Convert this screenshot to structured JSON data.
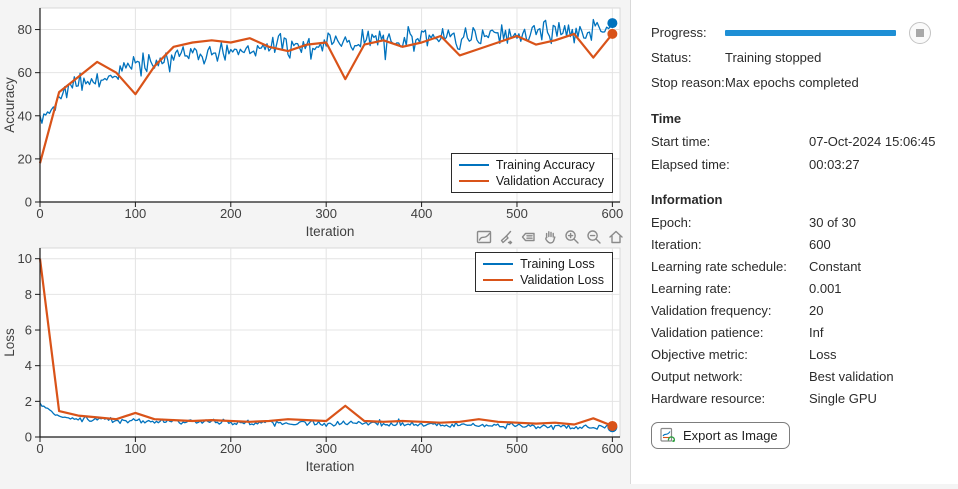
{
  "app": {
    "accent_blue": "#0072BD",
    "accent_orange": "#D95319",
    "progress_blue": "#1E8FD5"
  },
  "panel": {
    "progress_label": "Progress:",
    "progress_percent": 100,
    "status_label": "Status:",
    "status_value": "Training stopped",
    "stop_reason_label": "Stop reason:",
    "stop_reason_value": "Max epochs completed",
    "time_header": "Time",
    "time_rows": [
      {
        "label": "Start time:",
        "value": "07-Oct-2024 15:06:45"
      },
      {
        "label": "Elapsed time:",
        "value": "00:03:27"
      }
    ],
    "information_header": "Information",
    "info_rows": [
      {
        "label": "Epoch:",
        "value": "30 of 30"
      },
      {
        "label": "Iteration:",
        "value": "600"
      },
      {
        "label": "Learning rate schedule:",
        "value": "Constant"
      },
      {
        "label": "Learning rate:",
        "value": "0.001"
      },
      {
        "label": "Validation frequency:",
        "value": "20"
      },
      {
        "label": "Validation patience:",
        "value": "Inf"
      },
      {
        "label": "Objective metric:",
        "value": "Loss"
      },
      {
        "label": "Output network:",
        "value": "Best validation"
      },
      {
        "label": "Hardware resource:",
        "value": "Single GPU"
      }
    ],
    "export_button_label": "Export as Image"
  },
  "axes_toolbar": {
    "icons": [
      "export-plot-icon",
      "brush-icon",
      "datatips-icon",
      "pan-icon",
      "zoom-in-icon",
      "zoom-out-icon",
      "restore-view-icon"
    ]
  },
  "chart_data": [
    {
      "type": "line",
      "title": "",
      "xlabel": "Iteration",
      "ylabel": "Accuracy",
      "xlim": [
        0,
        608
      ],
      "ylim": [
        0,
        90
      ],
      "xticks": [
        0,
        100,
        200,
        300,
        400,
        500,
        600
      ],
      "yticks": [
        0,
        20,
        40,
        60,
        80
      ],
      "grid": true,
      "legend_position": "lower right inside",
      "series": [
        {
          "name": "Training Accuracy",
          "color": "#0072BD",
          "x_step": 20,
          "seed": 42,
          "noise_amplitude": 5,
          "clamp": [
            15,
            88
          ],
          "trend": [
            38,
            50,
            54,
            57,
            60,
            63,
            65,
            66,
            68,
            69,
            70,
            71,
            72,
            72,
            73,
            73,
            74,
            74,
            75,
            75,
            76,
            76,
            76,
            77,
            77,
            78,
            78,
            79,
            79,
            80,
            83
          ],
          "end_marker": {
            "x": 600,
            "y": 83
          }
        },
        {
          "name": "Validation Accuracy",
          "color": "#D95319",
          "x_step": 20,
          "values": [
            18,
            51,
            58,
            65,
            60,
            50,
            63,
            72,
            74,
            75,
            74,
            76,
            72,
            70,
            73,
            74,
            57,
            73,
            75,
            72,
            74,
            77,
            68,
            71,
            74,
            77,
            73,
            75,
            78,
            67,
            78
          ],
          "end_marker": {
            "x": 600,
            "y": 78
          }
        }
      ]
    },
    {
      "type": "line",
      "title": "",
      "xlabel": "Iteration",
      "ylabel": "Loss",
      "xlim": [
        0,
        608
      ],
      "ylim": [
        0,
        10.6
      ],
      "xticks": [
        0,
        100,
        200,
        300,
        400,
        500,
        600
      ],
      "yticks": [
        0,
        2,
        4,
        6,
        8,
        10
      ],
      "grid": true,
      "legend_position": "upper right inside",
      "series": [
        {
          "name": "Training Loss",
          "color": "#0072BD",
          "x_step": 20,
          "seed": 99,
          "noise_amplitude": 0.14,
          "clamp": [
            0.3,
            2.2
          ],
          "trend": [
            1.9,
            1.1,
            1.0,
            0.95,
            0.92,
            0.9,
            0.88,
            0.86,
            0.85,
            0.84,
            0.83,
            0.82,
            0.8,
            0.8,
            0.78,
            0.76,
            0.75,
            0.74,
            0.73,
            0.72,
            0.7,
            0.68,
            0.66,
            0.65,
            0.64,
            0.62,
            0.6,
            0.58,
            0.57,
            0.56,
            0.55
          ],
          "end_marker": {
            "x": 600,
            "y": 0.55
          }
        },
        {
          "name": "Validation Loss",
          "color": "#D95319",
          "x_step": 20,
          "values": [
            10,
            1.45,
            1.2,
            1.1,
            1.0,
            1.35,
            1.0,
            0.95,
            0.9,
            0.95,
            0.9,
            0.85,
            0.9,
            1.0,
            0.95,
            0.9,
            1.75,
            0.9,
            0.85,
            0.9,
            0.85,
            0.8,
            0.85,
            1.0,
            0.85,
            0.8,
            0.75,
            0.8,
            0.7,
            1.05,
            0.62
          ],
          "end_marker": {
            "x": 600,
            "y": 0.62
          }
        }
      ]
    }
  ]
}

......

### Task prompt:
Copy all the entries word for word. Omit any pictures.

### Answer to this problem:
Convert this screenshot to structured JSON data.
{
  "app": {
    "accent_blue": "#0072BD",
    "accent_orange": "#D95319",
    "progress_blue": "#1E8FD5"
  },
  "panel": {
    "progress_label": "Progress:",
    "progress_percent": 100,
    "status_label": "Status:",
    "status_value": "Training stopped",
    "stop_reason_label": "Stop reason:",
    "stop_reason_value": "Max epochs completed",
    "time_header": "Time",
    "time_rows": [
      {
        "label": "Start time:",
        "value": "07-Oct-2024 15:06:45"
      },
      {
        "label": "Elapsed time:",
        "value": "00:03:27"
      }
    ],
    "information_header": "Information",
    "info_rows": [
      {
        "label": "Epoch:",
        "value": "30 of 30"
      },
      {
        "label": "Iteration:",
        "value": "600"
      },
      {
        "label": "Learning rate schedule:",
        "value": "Constant"
      },
      {
        "label": "Learning rate:",
        "value": "0.001"
      },
      {
        "label": "Validation frequency:",
        "value": "20"
      },
      {
        "label": "Validation patience:",
        "value": "Inf"
      },
      {
        "label": "Objective metric:",
        "value": "Loss"
      },
      {
        "label": "Output network:",
        "value": "Best validation"
      },
      {
        "label": "Hardware resource:",
        "value": "Single GPU"
      }
    ],
    "export_button_label": "Export as Image"
  },
  "axes_toolbar": {
    "icons": [
      "export-plot-icon",
      "brush-icon",
      "datatips-icon",
      "pan-icon",
      "zoom-in-icon",
      "zoom-out-icon",
      "restore-view-icon"
    ]
  },
  "chart_data": [
    {
      "type": "line",
      "title": "",
      "xlabel": "Iteration",
      "ylabel": "Accuracy",
      "xlim": [
        0,
        608
      ],
      "ylim": [
        0,
        90
      ],
      "xticks": [
        0,
        100,
        200,
        300,
        400,
        500,
        600
      ],
      "yticks": [
        0,
        20,
        40,
        60,
        80
      ],
      "grid": true,
      "legend_position": "lower right inside",
      "series": [
        {
          "name": "Training Accuracy",
          "color": "#0072BD",
          "x_step": 20,
          "seed": 42,
          "noise_amplitude": 5,
          "clamp": [
            15,
            88
          ],
          "trend": [
            38,
            50,
            54,
            57,
            60,
            63,
            65,
            66,
            68,
            69,
            70,
            71,
            72,
            72,
            73,
            73,
            74,
            74,
            75,
            75,
            76,
            76,
            76,
            77,
            77,
            78,
            78,
            79,
            79,
            80,
            83
          ],
          "end_marker": {
            "x": 600,
            "y": 83
          }
        },
        {
          "name": "Validation Accuracy",
          "color": "#D95319",
          "x_step": 20,
          "values": [
            18,
            51,
            58,
            65,
            60,
            50,
            63,
            72,
            74,
            75,
            74,
            76,
            72,
            70,
            73,
            74,
            57,
            73,
            75,
            72,
            74,
            77,
            68,
            71,
            74,
            77,
            73,
            75,
            78,
            67,
            78
          ],
          "end_marker": {
            "x": 600,
            "y": 78
          }
        }
      ]
    },
    {
      "type": "line",
      "title": "",
      "xlabel": "Iteration",
      "ylabel": "Loss",
      "xlim": [
        0,
        608
      ],
      "ylim": [
        0,
        10.6
      ],
      "xticks": [
        0,
        100,
        200,
        300,
        400,
        500,
        600
      ],
      "yticks": [
        0,
        2,
        4,
        6,
        8,
        10
      ],
      "grid": true,
      "legend_position": "upper right inside",
      "series": [
        {
          "name": "Training Loss",
          "color": "#0072BD",
          "x_step": 20,
          "seed": 99,
          "noise_amplitude": 0.14,
          "clamp": [
            0.3,
            2.2
          ],
          "trend": [
            1.9,
            1.1,
            1.0,
            0.95,
            0.92,
            0.9,
            0.88,
            0.86,
            0.85,
            0.84,
            0.83,
            0.82,
            0.8,
            0.8,
            0.78,
            0.76,
            0.75,
            0.74,
            0.73,
            0.72,
            0.7,
            0.68,
            0.66,
            0.65,
            0.64,
            0.62,
            0.6,
            0.58,
            0.57,
            0.56,
            0.55
          ],
          "end_marker": {
            "x": 600,
            "y": 0.55
          }
        },
        {
          "name": "Validation Loss",
          "color": "#D95319",
          "x_step": 20,
          "values": [
            10,
            1.45,
            1.2,
            1.1,
            1.0,
            1.35,
            1.0,
            0.95,
            0.9,
            0.95,
            0.9,
            0.85,
            0.9,
            1.0,
            0.95,
            0.9,
            1.75,
            0.9,
            0.85,
            0.9,
            0.85,
            0.8,
            0.85,
            1.0,
            0.85,
            0.8,
            0.75,
            0.8,
            0.7,
            1.05,
            0.62
          ],
          "end_marker": {
            "x": 600,
            "y": 0.62
          }
        }
      ]
    }
  ]
}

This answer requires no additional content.